Exercise |
Reproduce the entries from the first one up to and including the line with "svg-text:6: 6 — [39, 444, 115, 479]", replacing "arrowhead" with "arrow tip" and leaving everything else unchanged.

Source material |
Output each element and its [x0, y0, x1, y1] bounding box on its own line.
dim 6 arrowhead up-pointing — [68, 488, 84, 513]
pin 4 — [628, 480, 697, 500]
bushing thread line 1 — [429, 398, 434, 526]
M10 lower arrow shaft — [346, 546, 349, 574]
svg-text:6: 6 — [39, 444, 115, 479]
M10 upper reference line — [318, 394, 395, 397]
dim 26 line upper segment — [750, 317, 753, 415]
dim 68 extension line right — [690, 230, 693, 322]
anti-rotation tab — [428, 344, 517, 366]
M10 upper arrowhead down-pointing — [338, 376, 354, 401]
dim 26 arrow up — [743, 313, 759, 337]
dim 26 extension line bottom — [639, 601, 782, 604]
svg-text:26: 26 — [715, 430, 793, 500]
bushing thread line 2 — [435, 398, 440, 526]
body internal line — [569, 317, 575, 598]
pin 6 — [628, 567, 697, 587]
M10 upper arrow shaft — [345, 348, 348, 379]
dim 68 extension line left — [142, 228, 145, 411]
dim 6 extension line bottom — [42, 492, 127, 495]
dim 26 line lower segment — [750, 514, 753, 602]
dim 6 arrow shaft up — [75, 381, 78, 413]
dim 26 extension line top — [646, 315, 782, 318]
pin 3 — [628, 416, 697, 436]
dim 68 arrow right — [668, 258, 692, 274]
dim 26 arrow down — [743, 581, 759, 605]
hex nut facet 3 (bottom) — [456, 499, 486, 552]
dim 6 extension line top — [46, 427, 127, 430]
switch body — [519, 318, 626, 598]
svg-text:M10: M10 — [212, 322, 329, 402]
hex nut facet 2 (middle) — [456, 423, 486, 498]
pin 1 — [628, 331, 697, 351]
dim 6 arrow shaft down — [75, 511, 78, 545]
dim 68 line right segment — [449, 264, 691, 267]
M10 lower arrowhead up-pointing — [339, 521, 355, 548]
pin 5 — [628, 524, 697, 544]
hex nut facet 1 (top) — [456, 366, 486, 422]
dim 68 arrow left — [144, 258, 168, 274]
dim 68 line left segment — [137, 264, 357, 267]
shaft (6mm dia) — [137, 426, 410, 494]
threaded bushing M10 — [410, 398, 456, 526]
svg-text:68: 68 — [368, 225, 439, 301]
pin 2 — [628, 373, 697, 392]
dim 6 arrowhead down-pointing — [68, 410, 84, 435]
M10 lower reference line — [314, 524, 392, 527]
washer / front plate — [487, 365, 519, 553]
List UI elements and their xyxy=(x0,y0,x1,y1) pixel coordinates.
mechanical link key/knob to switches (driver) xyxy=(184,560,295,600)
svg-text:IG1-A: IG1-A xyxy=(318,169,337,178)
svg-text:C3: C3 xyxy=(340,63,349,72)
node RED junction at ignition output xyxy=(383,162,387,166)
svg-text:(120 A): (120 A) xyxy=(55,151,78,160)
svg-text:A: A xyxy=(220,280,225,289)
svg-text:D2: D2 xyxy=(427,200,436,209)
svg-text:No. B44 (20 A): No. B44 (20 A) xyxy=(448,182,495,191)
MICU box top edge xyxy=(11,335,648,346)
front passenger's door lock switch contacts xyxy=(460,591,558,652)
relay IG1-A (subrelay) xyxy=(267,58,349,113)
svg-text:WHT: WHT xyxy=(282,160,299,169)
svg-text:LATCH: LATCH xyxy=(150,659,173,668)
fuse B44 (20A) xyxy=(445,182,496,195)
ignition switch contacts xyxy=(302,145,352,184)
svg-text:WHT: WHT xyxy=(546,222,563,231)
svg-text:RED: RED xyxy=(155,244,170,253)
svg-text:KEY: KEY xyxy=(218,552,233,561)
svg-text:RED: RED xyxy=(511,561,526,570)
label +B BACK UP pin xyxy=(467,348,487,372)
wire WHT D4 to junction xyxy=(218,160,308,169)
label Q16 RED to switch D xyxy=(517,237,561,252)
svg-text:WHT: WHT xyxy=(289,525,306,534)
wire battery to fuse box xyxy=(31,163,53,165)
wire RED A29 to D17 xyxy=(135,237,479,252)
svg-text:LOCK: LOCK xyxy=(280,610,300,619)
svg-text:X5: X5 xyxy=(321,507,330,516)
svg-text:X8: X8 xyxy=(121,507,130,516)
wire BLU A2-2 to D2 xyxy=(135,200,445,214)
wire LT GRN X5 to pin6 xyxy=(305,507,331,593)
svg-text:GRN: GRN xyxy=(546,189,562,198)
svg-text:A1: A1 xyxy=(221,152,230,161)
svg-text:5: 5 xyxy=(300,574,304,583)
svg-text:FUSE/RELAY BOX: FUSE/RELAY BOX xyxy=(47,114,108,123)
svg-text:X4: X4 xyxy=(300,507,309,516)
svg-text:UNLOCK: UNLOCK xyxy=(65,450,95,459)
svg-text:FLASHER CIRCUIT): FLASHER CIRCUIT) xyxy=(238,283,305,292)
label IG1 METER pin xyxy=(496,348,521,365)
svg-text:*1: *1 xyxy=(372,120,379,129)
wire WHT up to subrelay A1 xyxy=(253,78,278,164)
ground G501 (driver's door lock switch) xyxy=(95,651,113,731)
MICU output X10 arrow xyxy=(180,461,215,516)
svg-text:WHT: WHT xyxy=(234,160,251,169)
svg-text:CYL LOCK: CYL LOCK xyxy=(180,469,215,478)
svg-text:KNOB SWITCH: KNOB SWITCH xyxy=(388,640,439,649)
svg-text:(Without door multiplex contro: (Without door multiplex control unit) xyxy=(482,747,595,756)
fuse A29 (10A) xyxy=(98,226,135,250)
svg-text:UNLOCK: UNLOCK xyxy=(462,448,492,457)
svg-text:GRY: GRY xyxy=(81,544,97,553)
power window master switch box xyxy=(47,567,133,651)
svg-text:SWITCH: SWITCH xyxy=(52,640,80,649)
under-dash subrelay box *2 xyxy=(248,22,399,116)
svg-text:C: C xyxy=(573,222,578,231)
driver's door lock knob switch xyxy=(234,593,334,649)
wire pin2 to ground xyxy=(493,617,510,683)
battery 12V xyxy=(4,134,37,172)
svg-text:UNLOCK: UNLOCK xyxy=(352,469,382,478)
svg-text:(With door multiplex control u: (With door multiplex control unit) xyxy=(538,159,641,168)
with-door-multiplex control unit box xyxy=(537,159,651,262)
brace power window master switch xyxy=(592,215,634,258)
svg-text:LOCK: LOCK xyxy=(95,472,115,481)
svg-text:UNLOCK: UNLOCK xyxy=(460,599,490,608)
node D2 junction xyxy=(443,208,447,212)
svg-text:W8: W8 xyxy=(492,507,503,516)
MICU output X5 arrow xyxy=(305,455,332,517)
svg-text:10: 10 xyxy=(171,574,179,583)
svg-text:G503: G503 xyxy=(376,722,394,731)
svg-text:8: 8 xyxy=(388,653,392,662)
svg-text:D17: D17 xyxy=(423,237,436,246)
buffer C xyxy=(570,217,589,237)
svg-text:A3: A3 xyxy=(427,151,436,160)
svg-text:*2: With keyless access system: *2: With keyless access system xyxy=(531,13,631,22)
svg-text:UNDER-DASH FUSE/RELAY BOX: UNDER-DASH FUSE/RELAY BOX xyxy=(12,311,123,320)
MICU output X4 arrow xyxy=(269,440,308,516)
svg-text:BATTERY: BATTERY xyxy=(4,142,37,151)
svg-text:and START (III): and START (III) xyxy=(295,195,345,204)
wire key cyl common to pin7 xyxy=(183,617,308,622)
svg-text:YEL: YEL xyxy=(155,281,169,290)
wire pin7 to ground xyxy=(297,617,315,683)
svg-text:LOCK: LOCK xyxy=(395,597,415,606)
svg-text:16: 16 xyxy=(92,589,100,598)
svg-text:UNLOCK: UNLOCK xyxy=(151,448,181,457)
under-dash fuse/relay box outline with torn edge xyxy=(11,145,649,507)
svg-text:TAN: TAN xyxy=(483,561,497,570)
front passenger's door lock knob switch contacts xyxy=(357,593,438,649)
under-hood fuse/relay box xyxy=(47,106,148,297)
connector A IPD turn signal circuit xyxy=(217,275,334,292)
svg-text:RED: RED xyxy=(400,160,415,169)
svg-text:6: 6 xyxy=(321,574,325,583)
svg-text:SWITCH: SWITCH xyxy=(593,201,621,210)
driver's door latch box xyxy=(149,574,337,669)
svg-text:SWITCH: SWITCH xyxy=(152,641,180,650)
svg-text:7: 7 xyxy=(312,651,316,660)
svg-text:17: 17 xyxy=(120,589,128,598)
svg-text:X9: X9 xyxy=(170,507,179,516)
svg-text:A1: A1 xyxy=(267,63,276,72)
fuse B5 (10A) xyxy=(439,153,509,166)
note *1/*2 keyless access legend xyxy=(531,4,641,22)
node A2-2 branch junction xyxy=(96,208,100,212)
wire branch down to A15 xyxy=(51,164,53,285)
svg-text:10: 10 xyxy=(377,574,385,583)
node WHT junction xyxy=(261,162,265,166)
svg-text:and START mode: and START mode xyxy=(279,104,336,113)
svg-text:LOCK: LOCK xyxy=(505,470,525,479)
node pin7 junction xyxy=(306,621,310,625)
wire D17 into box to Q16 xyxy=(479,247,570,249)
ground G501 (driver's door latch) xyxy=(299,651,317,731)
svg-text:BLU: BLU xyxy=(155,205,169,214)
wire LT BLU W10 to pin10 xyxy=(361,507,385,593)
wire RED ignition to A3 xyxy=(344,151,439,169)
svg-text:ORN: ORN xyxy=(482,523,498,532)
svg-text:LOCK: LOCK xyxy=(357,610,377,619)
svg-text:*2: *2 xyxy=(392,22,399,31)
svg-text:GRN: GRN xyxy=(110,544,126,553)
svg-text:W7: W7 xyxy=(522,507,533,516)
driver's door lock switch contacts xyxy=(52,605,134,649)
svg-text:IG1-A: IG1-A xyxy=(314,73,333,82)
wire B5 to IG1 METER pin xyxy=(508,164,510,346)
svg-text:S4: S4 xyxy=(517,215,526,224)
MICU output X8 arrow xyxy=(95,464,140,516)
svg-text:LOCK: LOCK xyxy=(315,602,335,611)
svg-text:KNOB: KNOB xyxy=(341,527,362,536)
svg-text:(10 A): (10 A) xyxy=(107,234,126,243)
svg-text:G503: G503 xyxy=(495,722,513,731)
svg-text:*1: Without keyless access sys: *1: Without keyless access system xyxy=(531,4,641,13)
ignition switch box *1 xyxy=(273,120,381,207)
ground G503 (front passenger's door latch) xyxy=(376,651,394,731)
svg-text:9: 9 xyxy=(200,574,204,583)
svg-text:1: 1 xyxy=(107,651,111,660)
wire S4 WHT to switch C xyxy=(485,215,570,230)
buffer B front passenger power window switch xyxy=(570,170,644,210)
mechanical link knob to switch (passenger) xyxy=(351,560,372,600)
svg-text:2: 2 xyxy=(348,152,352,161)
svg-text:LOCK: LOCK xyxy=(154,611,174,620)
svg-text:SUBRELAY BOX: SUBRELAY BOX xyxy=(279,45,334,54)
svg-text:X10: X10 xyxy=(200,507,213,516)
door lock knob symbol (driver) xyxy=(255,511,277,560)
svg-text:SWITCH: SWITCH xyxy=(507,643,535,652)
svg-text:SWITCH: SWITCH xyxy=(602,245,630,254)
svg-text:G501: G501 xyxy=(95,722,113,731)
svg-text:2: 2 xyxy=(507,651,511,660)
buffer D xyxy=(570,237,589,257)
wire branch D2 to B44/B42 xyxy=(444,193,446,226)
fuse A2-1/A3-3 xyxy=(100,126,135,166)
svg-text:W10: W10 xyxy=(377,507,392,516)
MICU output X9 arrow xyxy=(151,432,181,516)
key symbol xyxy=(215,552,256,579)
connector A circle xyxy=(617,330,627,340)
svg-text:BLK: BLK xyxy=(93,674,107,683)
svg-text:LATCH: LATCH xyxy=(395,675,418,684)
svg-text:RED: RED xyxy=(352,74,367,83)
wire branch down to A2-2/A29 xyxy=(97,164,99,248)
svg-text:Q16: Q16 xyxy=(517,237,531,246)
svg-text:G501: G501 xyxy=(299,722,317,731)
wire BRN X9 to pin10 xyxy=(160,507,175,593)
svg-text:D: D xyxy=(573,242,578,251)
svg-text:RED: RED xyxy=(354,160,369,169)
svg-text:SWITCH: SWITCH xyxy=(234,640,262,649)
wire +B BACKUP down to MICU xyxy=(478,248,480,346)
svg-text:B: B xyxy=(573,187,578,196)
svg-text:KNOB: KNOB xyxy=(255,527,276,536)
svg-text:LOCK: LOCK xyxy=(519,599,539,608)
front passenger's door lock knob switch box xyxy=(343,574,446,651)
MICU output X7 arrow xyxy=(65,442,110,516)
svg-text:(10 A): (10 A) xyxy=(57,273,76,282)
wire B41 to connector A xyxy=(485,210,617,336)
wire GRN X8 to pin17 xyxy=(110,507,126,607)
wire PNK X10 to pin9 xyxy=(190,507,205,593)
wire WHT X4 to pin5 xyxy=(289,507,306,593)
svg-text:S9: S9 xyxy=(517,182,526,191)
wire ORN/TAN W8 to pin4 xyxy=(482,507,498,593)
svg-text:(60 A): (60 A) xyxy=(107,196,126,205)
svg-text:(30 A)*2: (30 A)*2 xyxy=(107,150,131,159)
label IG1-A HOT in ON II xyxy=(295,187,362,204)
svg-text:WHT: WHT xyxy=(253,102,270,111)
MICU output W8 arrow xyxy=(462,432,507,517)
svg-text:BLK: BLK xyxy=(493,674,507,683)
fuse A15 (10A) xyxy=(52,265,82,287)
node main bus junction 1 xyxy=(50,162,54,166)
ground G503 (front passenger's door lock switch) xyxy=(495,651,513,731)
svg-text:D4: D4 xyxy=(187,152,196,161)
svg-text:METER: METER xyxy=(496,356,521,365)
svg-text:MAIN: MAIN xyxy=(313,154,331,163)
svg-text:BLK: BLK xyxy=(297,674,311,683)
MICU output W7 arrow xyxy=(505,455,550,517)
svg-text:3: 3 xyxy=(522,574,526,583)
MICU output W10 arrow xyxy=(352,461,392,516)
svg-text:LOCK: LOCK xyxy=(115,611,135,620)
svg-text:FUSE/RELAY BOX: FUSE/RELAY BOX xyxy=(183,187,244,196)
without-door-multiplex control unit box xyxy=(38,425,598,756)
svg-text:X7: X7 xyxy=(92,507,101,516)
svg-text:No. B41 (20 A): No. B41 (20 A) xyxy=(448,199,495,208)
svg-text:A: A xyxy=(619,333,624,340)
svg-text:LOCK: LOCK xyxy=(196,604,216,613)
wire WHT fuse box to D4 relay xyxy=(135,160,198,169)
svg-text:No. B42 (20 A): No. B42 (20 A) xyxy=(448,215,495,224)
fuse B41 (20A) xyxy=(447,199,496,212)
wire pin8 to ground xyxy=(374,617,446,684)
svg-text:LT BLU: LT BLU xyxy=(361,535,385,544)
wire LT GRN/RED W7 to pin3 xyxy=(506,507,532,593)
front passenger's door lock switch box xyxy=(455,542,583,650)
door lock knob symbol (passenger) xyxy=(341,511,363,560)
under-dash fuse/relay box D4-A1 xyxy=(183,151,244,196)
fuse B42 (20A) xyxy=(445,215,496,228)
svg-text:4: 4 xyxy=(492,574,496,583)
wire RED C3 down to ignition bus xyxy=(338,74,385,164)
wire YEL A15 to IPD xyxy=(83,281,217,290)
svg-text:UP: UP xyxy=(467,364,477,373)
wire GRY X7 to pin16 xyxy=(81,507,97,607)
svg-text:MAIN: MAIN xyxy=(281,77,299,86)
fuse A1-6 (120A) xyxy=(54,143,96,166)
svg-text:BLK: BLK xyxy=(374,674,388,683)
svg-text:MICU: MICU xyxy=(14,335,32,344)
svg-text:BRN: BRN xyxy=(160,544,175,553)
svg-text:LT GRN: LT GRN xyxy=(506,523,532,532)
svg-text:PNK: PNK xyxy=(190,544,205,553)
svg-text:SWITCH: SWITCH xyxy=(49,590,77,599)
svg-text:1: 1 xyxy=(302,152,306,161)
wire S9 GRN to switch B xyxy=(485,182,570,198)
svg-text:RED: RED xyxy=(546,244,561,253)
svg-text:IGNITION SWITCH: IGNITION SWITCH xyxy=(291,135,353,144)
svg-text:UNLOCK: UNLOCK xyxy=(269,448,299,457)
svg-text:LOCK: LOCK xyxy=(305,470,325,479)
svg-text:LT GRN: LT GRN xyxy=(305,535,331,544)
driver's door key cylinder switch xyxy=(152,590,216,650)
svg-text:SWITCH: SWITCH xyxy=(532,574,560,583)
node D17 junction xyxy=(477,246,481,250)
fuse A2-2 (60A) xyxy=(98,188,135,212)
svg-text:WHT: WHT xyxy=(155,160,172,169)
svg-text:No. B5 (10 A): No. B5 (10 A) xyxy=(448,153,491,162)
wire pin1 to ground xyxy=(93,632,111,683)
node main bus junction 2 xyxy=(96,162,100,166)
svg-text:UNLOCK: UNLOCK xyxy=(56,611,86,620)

Answer to this problem |
Output each element and its [x0, y0, x1, y1] bounding box on its own line.
dim 6 arrow tip up-pointing — [68, 488, 84, 513]
pin 4 — [628, 480, 697, 500]
bushing thread line 1 — [429, 398, 434, 526]
M10 lower arrow shaft — [346, 546, 349, 574]
svg-text:6: 6 — [39, 444, 115, 479]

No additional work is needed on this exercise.